Copy out each line featuring the string "Austrian" from the entries beneath.

Saved entries

· · · · · · ·

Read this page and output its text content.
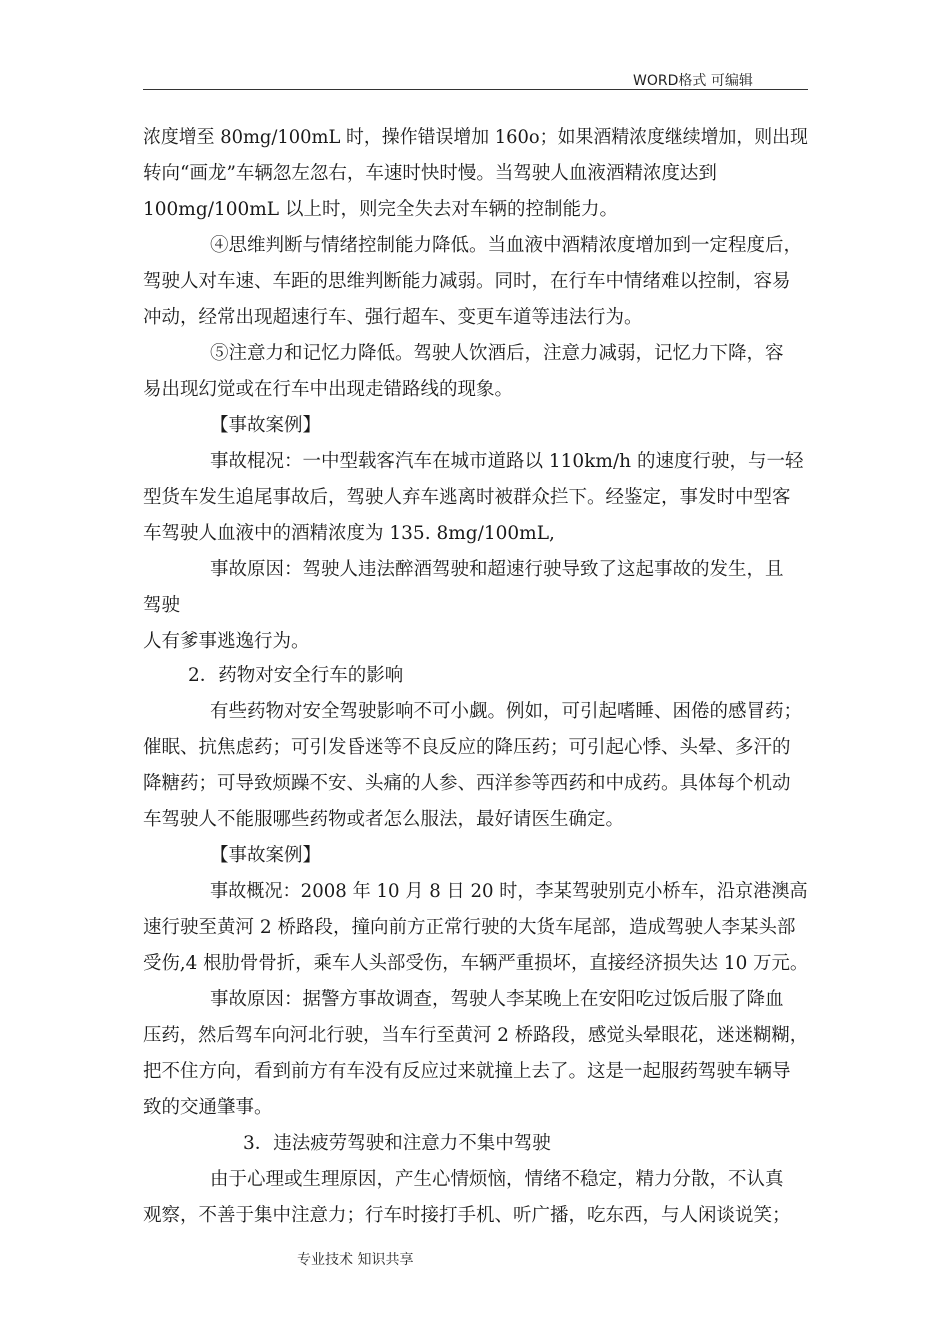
WORD格式 可编辑
浓度增至 80mg/100mL 时，操作错误增加 160o；如果酒精浓度继续增加，则出现
转向“画龙”车辆忽左忽右，车速时快时慢。当驾驶人血液酒精浓度达到
100mg/100mL 以上时，则完全失去对车辆的控制能力。
④思维判断与情绪控制能力降低。当血液中酒精浓度增加到一定程度后，
驾驶人对车速、车距的思维判断能力减弱。同时，在行车中情绪难以控制，容易
冲动，经常出现超速行车、强行超车、变更车道等违法行为。
⑤注意力和记忆力降低。驾驶人饮酒后，注意力减弱，记忆力下降，容
易出现幻觉或在行车中出现走错路线的现象。
【事故案例】
事故棍况：一中型载客汽车在城市道路以 110km/h 的速度行驶，与一轻
型货车发生追尾事故后，驾驶人弃车逃离时被群众拦下。经鉴定，事发时中型客
车驾驶人血液中的酒精浓度为 135. 8mg/100mL,
事故原因：驾驶人违法醉酒驾驶和超速行驶导致了这起事故的发生，且
驾驶
人有爹事逃逸行为。
2．药物对安全行车的影响
有些药物对安全驾驶影响不可小觑。例如，可引起嗜睡、困倦的感冒药；
催眠、抗焦虑药；可引发昏迷等不良反应的降压药；可引起心悸、头晕、多汗的
降糖药；可导致烦躁不安、头痛的人参、西洋参等西药和中成药。具体每个机动
车驾驶人不能服哪些药物或者怎么服法，最好请医生确定。
【事故案例】
事故概况：2008 年 10 月 8 日 20 时，李某驾驶别克小桥车，沿京港澳高
速行驶至黄河 2 桥路段，撞向前方正常行驶的大货车尾部，造成驾驶人李某头部
受伤,4 根肋骨骨折，乘车人头部受伤，车辆严重损坏，直接经济损失达 10 万元。
事故原因：据警方事故调查，驾驶人李某晚上在安阳吃过饭后服了降血
压药，然后驾车向河北行驶，当车行至黄河 2 桥路段，感觉头晕眼花，迷迷糊糊，
把不住方向，看到前方有车没有反应过来就撞上去了。这是一起服药驾驶车辆导
致的交通肇事。
3．违法疲劳驾驶和注意力不集中驾驶
由于心理或生理原因，产生心情烦恼，情绪不稳定，精力分散，不认真
观察，不善于集中注意力；行车时接打手机、听广播，吃东西，与人闲谈说笑；
专业技术 知识共享
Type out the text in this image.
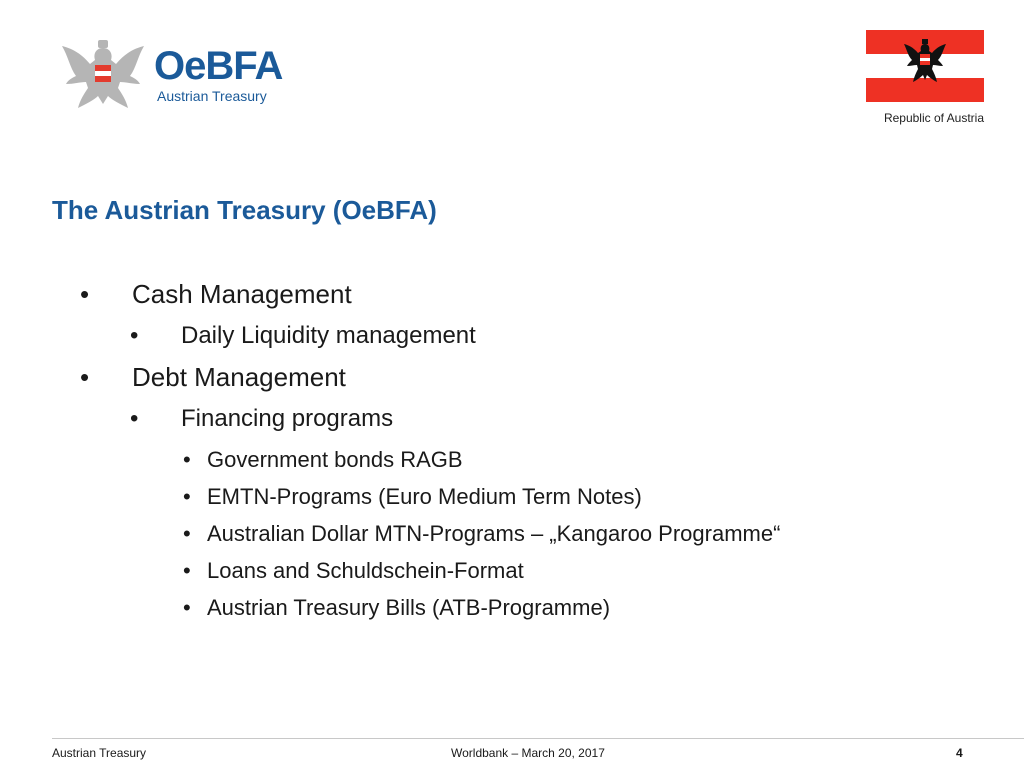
OeBFA
Austrian Treasury
Republic of Austria
The Austrian Treasury (OeBFA)
• Cash Management
• Daily Liquidity management
• Debt Management
• Financing programs
• Government bonds RAGB
• EMTN-Programs (Euro Medium Term Notes)
• Australian Dollar MTN-Programs – „Kangaroo Programme“
• Loans and Schuldschein-Format
• Austrian Treasury Bills (ATB-Programme)
Austrian Treasury	Worldbank – March 20, 2017	4
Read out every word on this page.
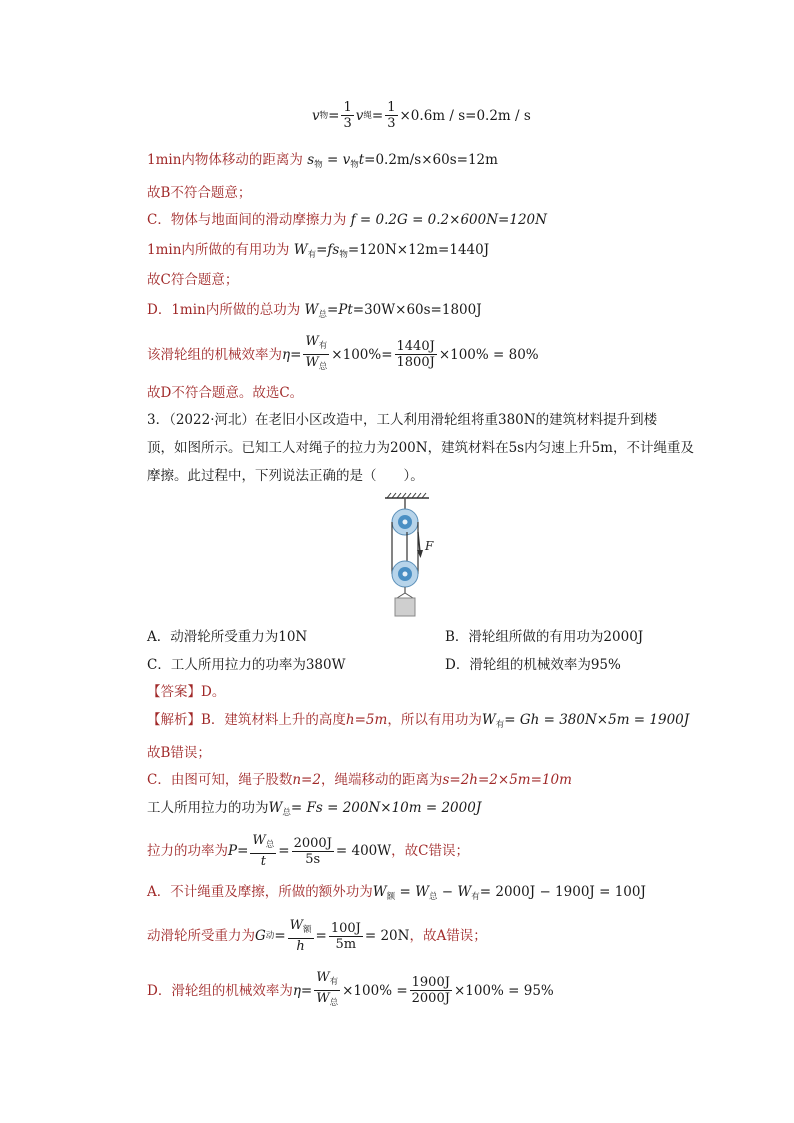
v 物 = $\frac{1}{3}$ v 绳 = $\frac{1}{3} \times 0.6m / s=0.2m / s$
1min内物体移动的距离为 $s_物 = v_物t=0.2m/s\times 60s=12m$
故B不符合题意；
C．物体与地面间的滑动摩擦力为 f = 0.2G = 0.2×600N=120N
1min内所做的有用功为 $W_有=fs_物=120N\times 12m=1440J$
故C符合题意；
D．1min内所做的总功为 $W_总=Pt=30W\times 60s=1800J$
该滑轮组的机械效率为 $\eta = \frac{W_有}{W_总} \times 100\%= \frac{1440J}{1800J} \times 100\% = 80\%$
故D不符合题意。故选C。
3．（2022·河北）在老旧小区改造中，工人利用滑轮组将重380N的建筑材料提升到楼
顶，如图所示。已知工人对绳子的拉力为200N，建筑材料在5s内匀速上升5m，不计绳重及
摩擦。此过程中，下列说法正确的是（　　）。
F
A．动滑轮所受重力为10N	B．滑轮组所做的有用功为2000J
C．工人所用拉力的功率为380W	D．滑轮组的机械效率为95%
【答案】D。
【解析】B．建筑材料上升的高度h=5m，所以有用功为$W_有= Gh = 380N\times 5m = 1900J$
故B错误；
C．由图可知，绳子股数n=2，绳端移动的距离为s=2h=2×5m=10m
工人所用拉力的功为$W_总= Fs = 200N\times 10m = 2000J$
拉力的功率为 $P = \frac{W_总}{t} = \frac{2000J}{5s} = 400W$ ，故C错误；
A．不计绳重及摩擦，所做的额外功为$W_额 = W_总 - W_有= 2000J - 1900J = 100J$
动滑轮所受重力为 G 动 = $\frac{W_额}{h} = \frac{100J}{5m} = 20N$ ，故A错误；
D．滑轮组的机械效率为 $\eta = \frac{W_有}{W_总} \times 100\% = \frac{1900J}{2000J} \times 100\% = 95\%$
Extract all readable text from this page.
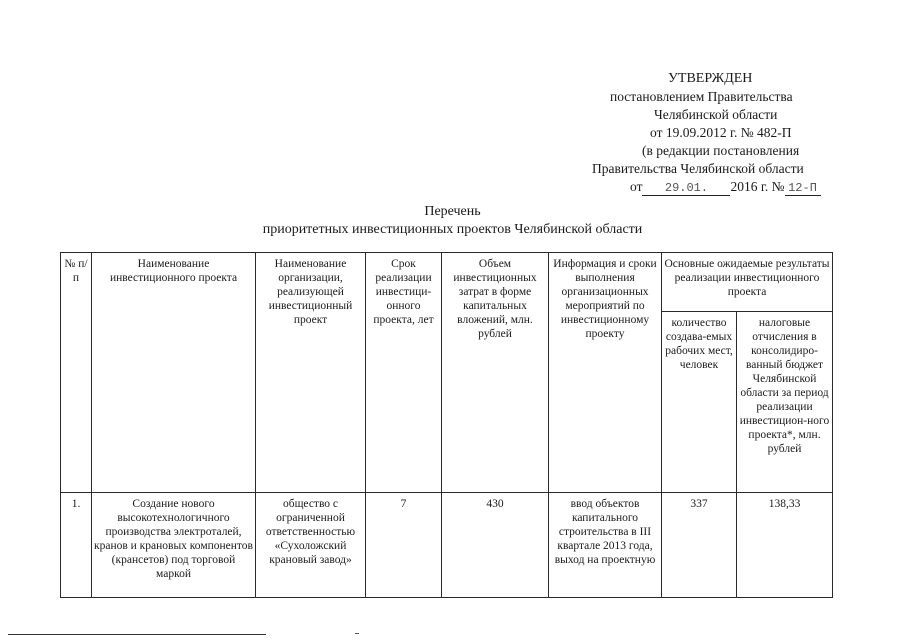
УТВЕРЖДЕН
постановлением Правительства
Челябинской области
от 19.09.2012 г. № 482-П
(в редакции постановления
Правительства Челябинской области
от 29.01. 2016 г. № 12-П
Перечень
приоритетных инвестиционных проектов Челябинской области
№ п/п	Наименование инвестиционного проекта	Наименование организации, реализующей инвестиционный проект	Срок реализации инвестици-онного проекта, лет	Объем инвестиционных затрат в форме капитальных вложений, млн. рублей	Информация и сроки выполнения организационных мероприятий по инвестиционному проекту	Основные ожидаемые результаты реализации инвестиционного проекта	
						количество создава-емых рабочих мест, человек	налоговые отчисления в консолидиро-ванный бюджет Челябинской области за период реализации инвестицион-ного проекта*, млн. рублей
1.	Создание нового высокотехнологичного производства электроталей, кранов и крановых компонентов (крансетов) под торговой маркой	общество с ограниченной ответственностью «Сухоложский крановый завод»	7	430	ввод объектов капитального строительства в III квартале 2013 года, выход на проектную	337	138,33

· · · · · · ·

Solution below
Austrian Treasury
The Austrian Treasury (OeBFA)
• Austrian Treasury Bills (ATB-Programme)
Austrian Treasury	Worldbank – March 20, 2017	4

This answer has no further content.